• TASK REQUIREMENTS: Each line containing the word "triangle" needs to be copied.

Structured figure records
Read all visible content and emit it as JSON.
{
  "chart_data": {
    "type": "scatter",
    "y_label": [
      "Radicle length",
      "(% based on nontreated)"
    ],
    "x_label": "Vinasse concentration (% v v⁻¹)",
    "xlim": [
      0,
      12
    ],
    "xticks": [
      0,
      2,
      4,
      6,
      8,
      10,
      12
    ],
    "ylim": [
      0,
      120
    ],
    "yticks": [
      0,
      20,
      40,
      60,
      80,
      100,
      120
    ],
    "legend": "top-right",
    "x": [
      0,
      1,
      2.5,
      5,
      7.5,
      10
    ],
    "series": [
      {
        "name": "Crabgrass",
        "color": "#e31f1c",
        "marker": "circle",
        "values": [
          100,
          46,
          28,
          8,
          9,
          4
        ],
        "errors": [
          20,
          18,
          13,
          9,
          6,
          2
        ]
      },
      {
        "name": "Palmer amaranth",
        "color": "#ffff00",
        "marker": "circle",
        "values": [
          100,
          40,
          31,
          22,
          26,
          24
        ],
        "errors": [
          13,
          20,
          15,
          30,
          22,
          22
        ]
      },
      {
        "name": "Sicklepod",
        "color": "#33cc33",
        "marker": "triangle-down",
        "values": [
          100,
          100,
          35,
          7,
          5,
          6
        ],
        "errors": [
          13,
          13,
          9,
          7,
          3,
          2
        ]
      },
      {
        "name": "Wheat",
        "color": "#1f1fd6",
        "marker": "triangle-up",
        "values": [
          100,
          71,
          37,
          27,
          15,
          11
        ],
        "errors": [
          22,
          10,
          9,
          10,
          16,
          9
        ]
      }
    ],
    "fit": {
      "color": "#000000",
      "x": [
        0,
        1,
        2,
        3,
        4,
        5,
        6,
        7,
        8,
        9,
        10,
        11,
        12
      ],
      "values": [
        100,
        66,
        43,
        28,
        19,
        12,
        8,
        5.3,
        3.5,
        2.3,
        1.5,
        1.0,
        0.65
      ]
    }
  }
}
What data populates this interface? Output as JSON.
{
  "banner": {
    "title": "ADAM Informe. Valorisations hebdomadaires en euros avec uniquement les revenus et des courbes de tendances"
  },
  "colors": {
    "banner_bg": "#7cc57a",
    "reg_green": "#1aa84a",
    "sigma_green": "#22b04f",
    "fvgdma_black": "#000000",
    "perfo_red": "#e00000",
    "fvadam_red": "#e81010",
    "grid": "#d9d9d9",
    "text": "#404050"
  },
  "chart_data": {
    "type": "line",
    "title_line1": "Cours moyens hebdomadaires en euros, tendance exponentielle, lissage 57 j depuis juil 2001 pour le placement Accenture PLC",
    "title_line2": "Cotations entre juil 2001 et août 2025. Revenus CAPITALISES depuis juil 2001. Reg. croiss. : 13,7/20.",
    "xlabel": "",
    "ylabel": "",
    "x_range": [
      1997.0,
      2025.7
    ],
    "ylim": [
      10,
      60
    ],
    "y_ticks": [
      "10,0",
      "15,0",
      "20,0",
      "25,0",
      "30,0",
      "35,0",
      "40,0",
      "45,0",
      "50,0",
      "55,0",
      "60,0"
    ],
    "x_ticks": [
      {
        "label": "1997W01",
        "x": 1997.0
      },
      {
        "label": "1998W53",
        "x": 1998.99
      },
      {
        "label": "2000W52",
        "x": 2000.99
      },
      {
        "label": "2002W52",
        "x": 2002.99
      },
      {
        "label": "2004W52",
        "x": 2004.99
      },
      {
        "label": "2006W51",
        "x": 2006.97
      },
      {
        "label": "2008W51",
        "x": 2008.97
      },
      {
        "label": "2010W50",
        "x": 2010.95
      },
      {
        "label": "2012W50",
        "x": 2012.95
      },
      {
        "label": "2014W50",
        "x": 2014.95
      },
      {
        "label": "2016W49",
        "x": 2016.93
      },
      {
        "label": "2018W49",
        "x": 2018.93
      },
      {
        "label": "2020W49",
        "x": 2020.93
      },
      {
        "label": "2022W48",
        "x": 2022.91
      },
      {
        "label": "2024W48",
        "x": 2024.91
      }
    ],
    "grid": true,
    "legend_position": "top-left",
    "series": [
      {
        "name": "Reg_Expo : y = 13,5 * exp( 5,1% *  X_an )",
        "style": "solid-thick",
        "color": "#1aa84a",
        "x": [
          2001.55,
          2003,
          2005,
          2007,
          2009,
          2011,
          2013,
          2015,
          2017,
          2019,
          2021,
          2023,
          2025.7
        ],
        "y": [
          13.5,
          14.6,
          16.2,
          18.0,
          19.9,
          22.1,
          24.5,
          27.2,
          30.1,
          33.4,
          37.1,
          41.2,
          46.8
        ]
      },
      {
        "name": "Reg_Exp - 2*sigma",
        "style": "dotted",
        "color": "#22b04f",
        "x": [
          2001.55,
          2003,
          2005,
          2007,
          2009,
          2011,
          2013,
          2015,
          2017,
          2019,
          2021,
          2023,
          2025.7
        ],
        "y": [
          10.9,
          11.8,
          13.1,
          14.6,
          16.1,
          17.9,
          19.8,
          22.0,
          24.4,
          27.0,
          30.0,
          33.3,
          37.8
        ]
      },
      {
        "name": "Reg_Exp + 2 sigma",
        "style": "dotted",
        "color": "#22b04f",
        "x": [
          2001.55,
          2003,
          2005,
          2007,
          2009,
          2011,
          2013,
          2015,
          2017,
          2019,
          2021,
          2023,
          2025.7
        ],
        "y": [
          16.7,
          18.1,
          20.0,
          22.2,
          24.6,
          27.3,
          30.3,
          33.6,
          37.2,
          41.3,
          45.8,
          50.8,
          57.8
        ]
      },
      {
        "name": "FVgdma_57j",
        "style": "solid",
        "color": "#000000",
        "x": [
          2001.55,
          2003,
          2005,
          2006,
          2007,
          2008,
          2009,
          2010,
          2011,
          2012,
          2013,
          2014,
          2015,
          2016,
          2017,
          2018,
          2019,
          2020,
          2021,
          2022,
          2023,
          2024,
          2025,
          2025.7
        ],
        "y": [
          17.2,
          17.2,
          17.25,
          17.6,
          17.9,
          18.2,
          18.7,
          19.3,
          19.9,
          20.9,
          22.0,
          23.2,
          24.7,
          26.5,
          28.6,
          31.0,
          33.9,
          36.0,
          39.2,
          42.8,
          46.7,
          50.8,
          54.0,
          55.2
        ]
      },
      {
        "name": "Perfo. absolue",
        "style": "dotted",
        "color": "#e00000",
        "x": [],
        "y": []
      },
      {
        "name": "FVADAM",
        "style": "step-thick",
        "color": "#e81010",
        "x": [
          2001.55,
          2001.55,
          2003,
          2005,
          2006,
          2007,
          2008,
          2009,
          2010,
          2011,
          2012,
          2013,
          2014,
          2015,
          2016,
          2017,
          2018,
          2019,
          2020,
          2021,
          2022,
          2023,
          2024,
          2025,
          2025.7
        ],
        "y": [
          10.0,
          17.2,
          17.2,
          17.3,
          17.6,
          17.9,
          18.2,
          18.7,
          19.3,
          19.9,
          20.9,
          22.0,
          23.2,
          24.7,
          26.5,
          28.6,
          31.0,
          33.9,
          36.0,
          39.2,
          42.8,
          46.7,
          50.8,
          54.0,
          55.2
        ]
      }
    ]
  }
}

• RESPONSE:
        "marker": "triangle-down",
        "marker": "triangle-up",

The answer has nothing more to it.